### Aim of the exercise
Your task is to output the listing word for word, with pictures excluded.
-*-
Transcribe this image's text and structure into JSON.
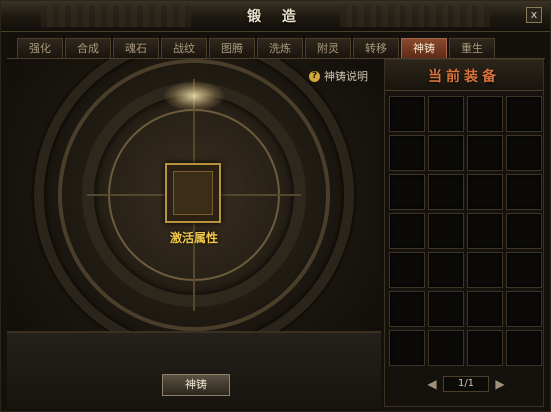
{
  "window": {
    "title": "锻 造",
    "close_label": "x"
  },
  "tabs": [
    {
      "label": "强化"
    },
    {
      "label": "合成"
    },
    {
      "label": "魂石"
    },
    {
      "label": "战纹"
    },
    {
      "label": "图腾"
    },
    {
      "label": "洗炼"
    },
    {
      "label": "附灵"
    },
    {
      "label": "转移"
    },
    {
      "label": "神铸"
    },
    {
      "label": "重生"
    }
  ],
  "active_tab": "神铸",
  "help": {
    "label": "神铸说明",
    "icon": "question-icon"
  },
  "slot": {
    "label": "激活属性"
  },
  "action": {
    "label": "神铸"
  },
  "equipment": {
    "title": "当前装备",
    "pager": {
      "current": "1/1",
      "prev_icon": "arrow-left-icon",
      "next_icon": "arrow-right-icon"
    }
  },
  "colors": {
    "active_tab": "#8a4a2d",
    "label_gold": "#f1c84a",
    "equip_title": "#d8723a"
  }
}
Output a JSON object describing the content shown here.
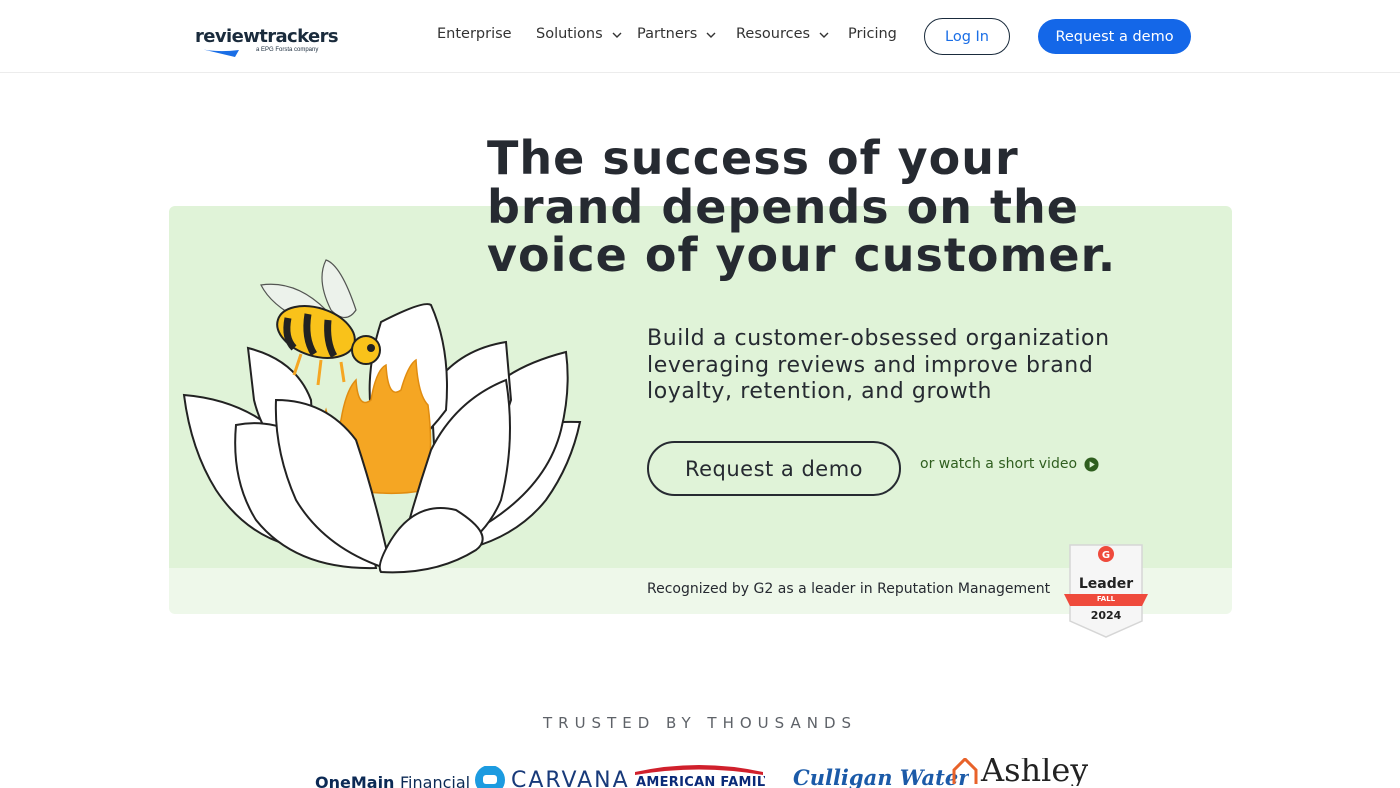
{
  "header": {
    "logo_text": "reviewtrackers",
    "logo_subtext": "a EPG Forsta company",
    "nav": [
      {
        "label": "Enterprise",
        "has_dropdown": false
      },
      {
        "label": "Solutions",
        "has_dropdown": true
      },
      {
        "label": "Partners",
        "has_dropdown": true
      },
      {
        "label": "Resources",
        "has_dropdown": true
      },
      {
        "label": "Pricing",
        "has_dropdown": false
      }
    ],
    "login_label": "Log In",
    "demo_label": "Request a demo"
  },
  "hero": {
    "title": "The success of your brand depends on the voice of your customer.",
    "subtitle": "Build a customer-obsessed organization leveraging reviews and improve brand loyalty, retention, and growth",
    "demo_button": "Request a demo",
    "video_link": "or watch a short video",
    "g2_text": "Recognized by G2 as a leader in Reputation Management",
    "badge": {
      "leader": "Leader",
      "season": "FALL",
      "year": "2024"
    }
  },
  "trusted": {
    "heading": "TRUSTED BY THOUSANDS",
    "brands": {
      "onemain": "OneMain",
      "onemain_suffix": "Financial",
      "carvana": "CARVANA",
      "amfam": "AMERICAN FAMILY",
      "culligan": "Culligan Water",
      "ashley": "Ashley"
    }
  },
  "colors": {
    "primary_blue": "#1467e8",
    "hero_green": "#e0f3d8",
    "text_dark": "#262a31",
    "link_green": "#2f5e1f"
  }
}
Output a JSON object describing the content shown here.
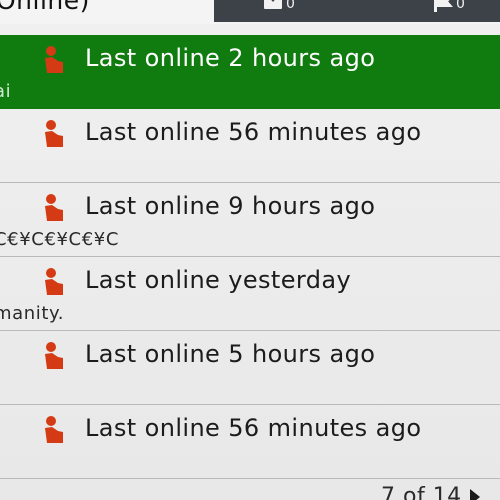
{
  "header": {
    "title": "Online)",
    "tabs": [
      {
        "icon": "messages-icon",
        "count": "0"
      },
      {
        "icon": "flag-icon",
        "count": "0"
      }
    ]
  },
  "friends": [
    {
      "status": "Last online 2 hours ago",
      "message": "ai",
      "selected": true
    },
    {
      "status": "Last online 56 minutes ago",
      "message": "",
      "selected": false
    },
    {
      "status": "Last online 9 hours ago",
      "message": "C€¥C€¥C€¥C",
      "selected": false
    },
    {
      "status": "Last online yesterday",
      "message": "manity.",
      "selected": false
    },
    {
      "status": "Last online 5 hours ago",
      "message": "",
      "selected": false
    },
    {
      "status": "Last online 56 minutes ago",
      "message": "",
      "selected": false
    }
  ],
  "presence_icon": "person-offline-icon",
  "colors": {
    "selected_row": "#107c10",
    "presence": "#d43b14",
    "tabbar": "#3d4248"
  },
  "pager": {
    "label": "7 of 14"
  }
}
-*-
### Complete output
Transcribe this image's text and structure into JSON.
{
  "window": {
    "title": "锻 造",
    "close_label": "x"
  },
  "tabs": [
    {
      "label": "强化"
    },
    {
      "label": "合成"
    },
    {
      "label": "魂石"
    },
    {
      "label": "战纹"
    },
    {
      "label": "图腾"
    },
    {
      "label": "洗炼"
    },
    {
      "label": "附灵"
    },
    {
      "label": "转移"
    },
    {
      "label": "神铸"
    },
    {
      "label": "重生"
    }
  ],
  "active_tab": "神铸",
  "help": {
    "label": "神铸说明",
    "icon": "question-icon"
  },
  "slot": {
    "label": "激活属性"
  },
  "action": {
    "label": "神铸"
  },
  "equipment": {
    "title": "当前装备",
    "pager": {
      "current": "1/1",
      "prev_icon": "arrow-left-icon",
      "next_icon": "arrow-right-icon"
    }
  },
  "colors": {
    "active_tab": "#8a4a2d",
    "label_gold": "#f1c84a",
    "equip_title": "#d8723a"
  }
}
Output a JSON object describing the content shown here.
{
  "header": {
    "logo_text": "reviewtrackers",
    "logo_subtext": "a EPG Forsta company",
    "nav": [
      {
        "label": "Enterprise",
        "has_dropdown": false
      },
      {
        "label": "Solutions",
        "has_dropdown": true
      },
      {
        "label": "Partners",
        "has_dropdown": true
      },
      {
        "label": "Resources",
        "has_dropdown": true
      },
      {
        "label": "Pricing",
        "has_dropdown": false
      }
    ],
    "login_label": "Log In",
    "demo_label": "Request a demo"
  },
  "hero": {
    "title": "The success of your brand depends on the voice of your customer.",
    "subtitle": "Build a customer-obsessed organization leveraging reviews and improve brand loyalty, retention, and growth",
    "demo_button": "Request a demo",
    "video_link": "or watch a short video",
    "g2_text": "Recognized by G2 as a leader in Reputation Management",
    "badge": {
      "leader": "Leader",
      "season": "FALL",
      "year": "2024"
    }
  },
  "trusted": {
    "heading": "TRUSTED BY THOUSANDS",
    "brands": {
      "onemain": "OneMain",
      "onemain_suffix": "Financial",
      "carvana": "CARVANA",
      "amfam": "AMERICAN FAMILY",
      "culligan": "Culligan Water",
      "ashley": "Ashley"
    }
  },
  "colors": {
    "primary_blue": "#1467e8",
    "hero_green": "#e0f3d8",
    "text_dark": "#262a31",
    "link_green": "#2f5e1f"
  }
}
Output a JSON object describing the content shown here.
{
  "header": {
    "title": "Online)",
    "tabs": [
      {
        "icon": "messages-icon",
        "count": "0"
      },
      {
        "icon": "flag-icon",
        "count": "0"
      }
    ]
  },
  "friends": [
    {
      "status": "Last online 2 hours ago",
      "message": "ai",
      "selected": true
    },
    {
      "status": "Last online 56 minutes ago",
      "message": "",
      "selected": false
    },
    {
      "status": "Last online 9 hours ago",
      "message": "C€¥C€¥C€¥C",
      "selected": false
    },
    {
      "status": "Last online yesterday",
      "message": "manity.",
      "selected": false
    },
    {
      "status": "Last online 5 hours ago",
      "message": "",
      "selected": false
    },
    {
      "status": "Last online 56 minutes ago",
      "message": "",
      "selected": false
    }
  ],
  "presence_icon": "person-offline-icon",
  "colors": {
    "selected_row": "#107c10",
    "presence": "#d43b14",
    "tabbar": "#3d4248"
  },
  "pager": {
    "label": "7 of 14"
  }
}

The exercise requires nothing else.